**Set problem:** All lines below must be repeated exactly, with the pictures omitted.

**Input material:**
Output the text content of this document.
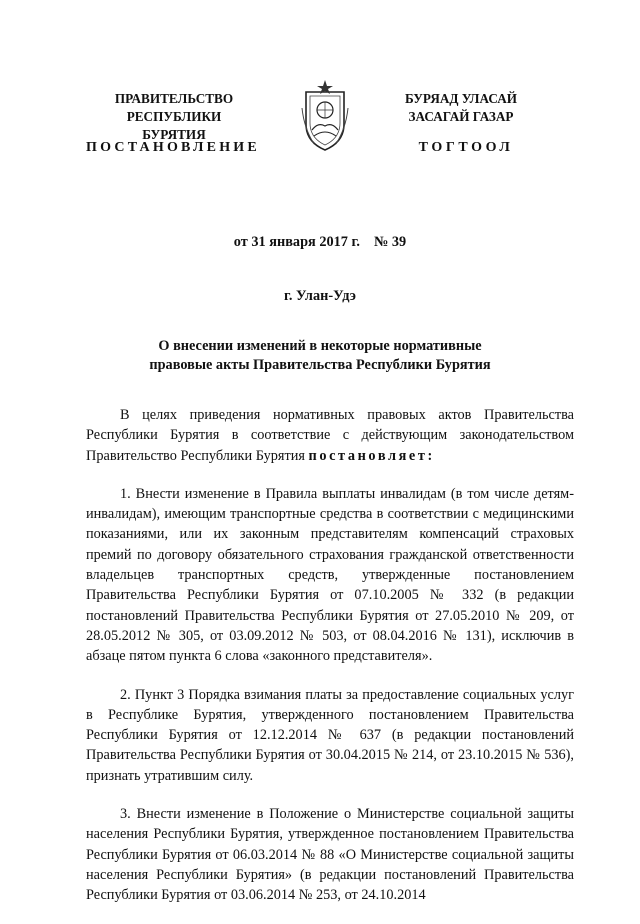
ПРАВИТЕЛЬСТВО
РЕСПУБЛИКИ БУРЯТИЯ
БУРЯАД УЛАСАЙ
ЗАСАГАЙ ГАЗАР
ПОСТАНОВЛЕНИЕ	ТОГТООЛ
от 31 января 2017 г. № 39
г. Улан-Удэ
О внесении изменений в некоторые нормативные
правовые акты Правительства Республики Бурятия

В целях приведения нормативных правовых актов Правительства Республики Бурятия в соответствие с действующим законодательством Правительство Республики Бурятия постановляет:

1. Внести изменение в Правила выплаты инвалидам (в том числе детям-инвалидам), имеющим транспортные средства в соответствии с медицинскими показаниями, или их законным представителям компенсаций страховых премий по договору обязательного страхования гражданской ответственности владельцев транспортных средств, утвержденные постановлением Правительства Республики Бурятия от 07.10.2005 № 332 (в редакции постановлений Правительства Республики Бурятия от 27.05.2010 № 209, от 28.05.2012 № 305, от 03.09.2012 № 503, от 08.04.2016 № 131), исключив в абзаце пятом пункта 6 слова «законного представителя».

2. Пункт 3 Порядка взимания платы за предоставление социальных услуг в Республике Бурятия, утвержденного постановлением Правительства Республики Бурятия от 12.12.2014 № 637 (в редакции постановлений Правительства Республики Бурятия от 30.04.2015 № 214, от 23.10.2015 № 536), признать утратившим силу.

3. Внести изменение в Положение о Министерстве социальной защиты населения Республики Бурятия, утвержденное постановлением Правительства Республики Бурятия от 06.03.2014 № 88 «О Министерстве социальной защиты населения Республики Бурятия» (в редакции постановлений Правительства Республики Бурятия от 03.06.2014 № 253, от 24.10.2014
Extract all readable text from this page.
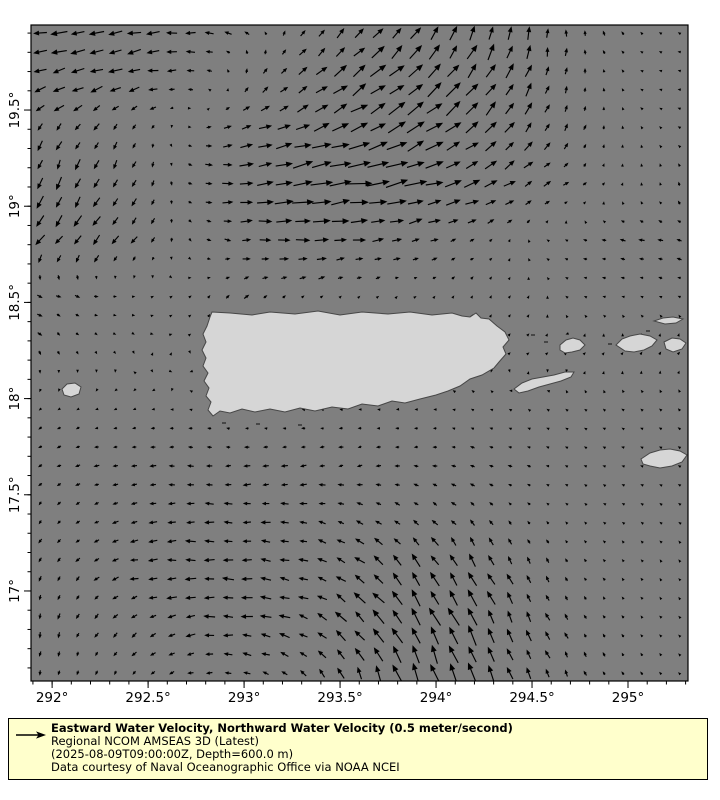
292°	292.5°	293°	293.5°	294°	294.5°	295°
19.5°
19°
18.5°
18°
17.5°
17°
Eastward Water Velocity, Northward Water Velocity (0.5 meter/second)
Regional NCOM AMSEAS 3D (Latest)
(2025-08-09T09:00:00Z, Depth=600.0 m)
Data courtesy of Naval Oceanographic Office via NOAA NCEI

**Result for this exercise:**
Output the text content of this document.
ПРАВИТЕЛЬСТВО
РЕСПУБЛИКИ БУРЯТИЯ
БУРЯАД УЛАСАЙ
ЗАСАГАЙ ГАЗАР
ПОСТАНОВЛЕНИЕ	ТОГТООЛ
от 31 января 2017 г. № 39
г. Улан-Удэ
О внесении изменений в некоторые нормативные
правовые акты Правительства Республики Бурятия

В целях приведения нормативных правовых актов Правительства Республики Бурятия в соответствие с действующим законодательством Правительство Республики Бурятия постановляет:

1. Внести изменение в Правила выплаты инвалидам (в том числе детям-инвалидам), имеющим транспортные средства в соответствии с медицинскими показаниями, или их законным представителям компенсаций страховых премий по договору обязательного страхования гражданской ответственности владельцев транспортных средств, утвержденные постановлением Правительства Республики Бурятия от 07.10.2005 № 332 (в редакции постановлений Правительства Республики Бурятия от 27.05.2010 № 209, от 28.05.2012 № 305, от 03.09.2012 № 503, от 08.04.2016 № 131), исключив в абзаце пятом пункта 6 слова «законного представителя».

2. Пункт 3 Порядка взимания платы за предоставление социальных услуг в Республике Бурятия, утвержденного постановлением Правительства Республики Бурятия от 12.12.2014 № 637 (в редакции постановлений Правительства Республики Бурятия от 30.04.2015 № 214, от 23.10.2015 № 536), признать утратившим силу.

3. Внести изменение в Положение о Министерстве социальной защиты населения Республики Бурятия, утвержденное постановлением Правительства Республики Бурятия от 06.03.2014 № 88 «О Министерстве социальной защиты населения Республики Бурятия» (в редакции постановлений Правительства Республики Бурятия от 03.06.2014 № 253, от 24.10.2014
Extract all readable text from this page.
292°	292.5°	293°	293.5°	294°	294.5°	295°
19.5°
19°
18.5°
18°
17.5°
17°
Eastward Water Velocity, Northward Water Velocity (0.5 meter/second)
Regional NCOM AMSEAS 3D (Latest)
(2025-08-09T09:00:00Z, Depth=600.0 m)
Data courtesy of Naval Oceanographic Office via NOAA NCEI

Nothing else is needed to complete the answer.